Data items
— begin —
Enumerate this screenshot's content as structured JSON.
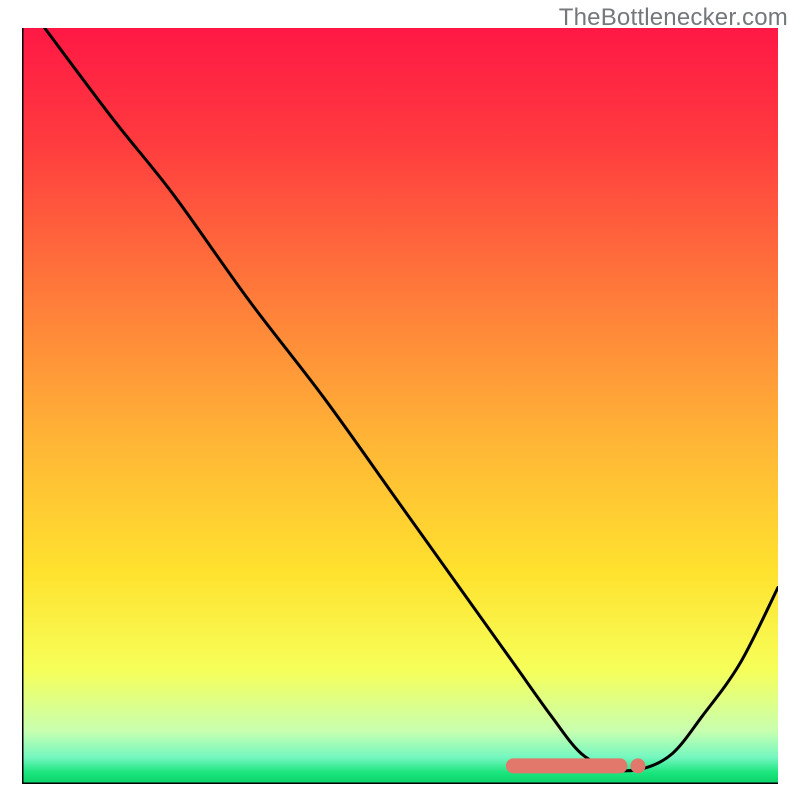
{
  "attribution": "TheBottlenecker.com",
  "chart_data": {
    "type": "line",
    "title": "",
    "xlabel": "",
    "ylabel": "",
    "xlim": [
      0,
      100
    ],
    "ylim": [
      0,
      100
    ],
    "series": [
      {
        "name": "curve",
        "x": [
          3,
          12,
          20,
          30,
          40,
          50,
          60,
          65,
          70,
          74,
          78,
          82,
          86,
          90,
          95,
          100
        ],
        "y": [
          100,
          88,
          78,
          64,
          51,
          37,
          23,
          16,
          9,
          4,
          2,
          2,
          4,
          9,
          16,
          26
        ]
      }
    ],
    "highlight_band": {
      "x0": 65,
      "x1": 82,
      "y": 2.4
    },
    "gradient_stops": [
      {
        "offset": 0.0,
        "color": "#ff1845"
      },
      {
        "offset": 0.15,
        "color": "#ff3b3f"
      },
      {
        "offset": 0.35,
        "color": "#ff7a3a"
      },
      {
        "offset": 0.55,
        "color": "#ffb636"
      },
      {
        "offset": 0.72,
        "color": "#ffe22e"
      },
      {
        "offset": 0.85,
        "color": "#f6ff5a"
      },
      {
        "offset": 0.93,
        "color": "#c8ffb0"
      },
      {
        "offset": 0.965,
        "color": "#73f7c0"
      },
      {
        "offset": 0.985,
        "color": "#1be57d"
      },
      {
        "offset": 1.0,
        "color": "#0bd168"
      }
    ]
  }
}
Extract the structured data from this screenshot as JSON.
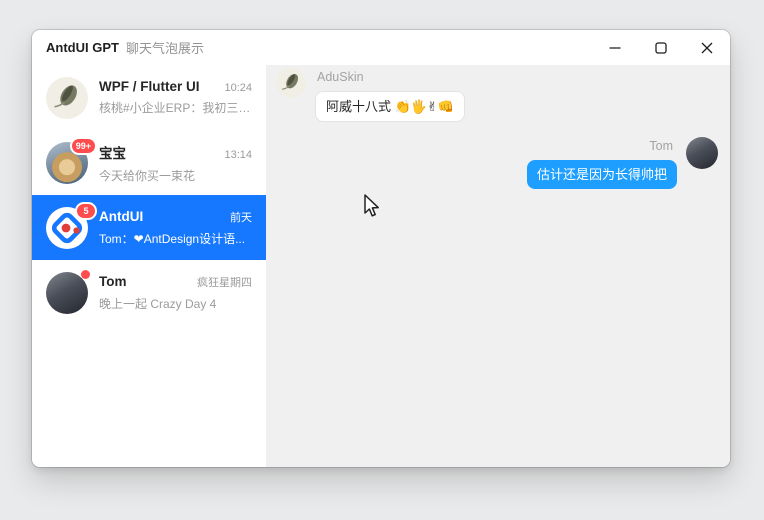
{
  "window": {
    "title_app": "AntdUI GPT",
    "title_sub": "聊天气泡展示",
    "controls": {
      "minimize": "minimize",
      "maximize": "maximize",
      "close": "close"
    }
  },
  "colors": {
    "sidebar_selected_blue": "#1677FF",
    "outgoing_bubble_blue": "#1E9FFF",
    "badge_red": "#FF4D4F",
    "chat_background": "#F0F0F1"
  },
  "sidebar": {
    "items": [
      {
        "name": "WPF / Flutter UI",
        "time": "10:24",
        "preview": "核桃#小企业ERP：我初三就...",
        "badge": "",
        "selected": false
      },
      {
        "name": "宝宝",
        "time": "13:14",
        "preview": "今天给你买一束花",
        "badge": "99+",
        "selected": false
      },
      {
        "name": "AntdUI",
        "time": "前天",
        "preview": "Tom：❤AntDesign设计语...",
        "badge": "5",
        "selected": true
      },
      {
        "name": "Tom",
        "time": "疯狂星期四",
        "preview": "晚上一起 Crazy Day 4",
        "badge": "dot",
        "selected": false
      }
    ]
  },
  "chat": {
    "messages": [
      {
        "author": "AduSkin",
        "side": "left",
        "text": "阿威十八式 👏🖐✌👊"
      },
      {
        "author": "Tom",
        "side": "right",
        "text": "估计还是因为长得帅把"
      }
    ]
  }
}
— end —
Task details: Retype everything in the material word for word, minus pictures.

Solution:
Enumerate this screenshot's content as structured JSON.
{
  "attribution": "TheBottlenecker.com",
  "chart_data": {
    "type": "line",
    "title": "",
    "xlabel": "",
    "ylabel": "",
    "xlim": [
      0,
      100
    ],
    "ylim": [
      0,
      100
    ],
    "series": [
      {
        "name": "curve",
        "x": [
          3,
          12,
          20,
          30,
          40,
          50,
          60,
          65,
          70,
          74,
          78,
          82,
          86,
          90,
          95,
          100
        ],
        "y": [
          100,
          88,
          78,
          64,
          51,
          37,
          23,
          16,
          9,
          4,
          2,
          2,
          4,
          9,
          16,
          26
        ]
      }
    ],
    "highlight_band": {
      "x0": 65,
      "x1": 82,
      "y": 2.4
    },
    "gradient_stops": [
      {
        "offset": 0.0,
        "color": "#ff1845"
      },
      {
        "offset": 0.15,
        "color": "#ff3b3f"
      },
      {
        "offset": 0.35,
        "color": "#ff7a3a"
      },
      {
        "offset": 0.55,
        "color": "#ffb636"
      },
      {
        "offset": 0.72,
        "color": "#ffe22e"
      },
      {
        "offset": 0.85,
        "color": "#f6ff5a"
      },
      {
        "offset": 0.93,
        "color": "#c8ffb0"
      },
      {
        "offset": 0.965,
        "color": "#73f7c0"
      },
      {
        "offset": 0.985,
        "color": "#1be57d"
      },
      {
        "offset": 1.0,
        "color": "#0bd168"
      }
    ]
  }
}
Extract the structured data from this screenshot as JSON.
{
  "window": {
    "title_app": "AntdUI GPT",
    "title_sub": "聊天气泡展示",
    "controls": {
      "minimize": "minimize",
      "maximize": "maximize",
      "close": "close"
    }
  },
  "colors": {
    "sidebar_selected_blue": "#1677FF",
    "outgoing_bubble_blue": "#1E9FFF",
    "badge_red": "#FF4D4F",
    "chat_background": "#F0F0F1"
  },
  "sidebar": {
    "items": [
      {
        "name": "WPF / Flutter UI",
        "time": "10:24",
        "preview": "核桃#小企业ERP：我初三就...",
        "badge": "",
        "selected": false
      },
      {
        "name": "宝宝",
        "time": "13:14",
        "preview": "今天给你买一束花",
        "badge": "99+",
        "selected": false
      },
      {
        "name": "AntdUI",
        "time": "前天",
        "preview": "Tom：❤AntDesign设计语...",
        "badge": "5",
        "selected": true
      },
      {
        "name": "Tom",
        "time": "疯狂星期四",
        "preview": "晚上一起 Crazy Day 4",
        "badge": "dot",
        "selected": false
      }
    ]
  },
  "chat": {
    "messages": [
      {
        "author": "AduSkin",
        "side": "left",
        "text": "阿威十八式 👏🖐✌👊"
      },
      {
        "author": "Tom",
        "side": "right",
        "text": "估计还是因为长得帅把"
      }
    ]
  }
}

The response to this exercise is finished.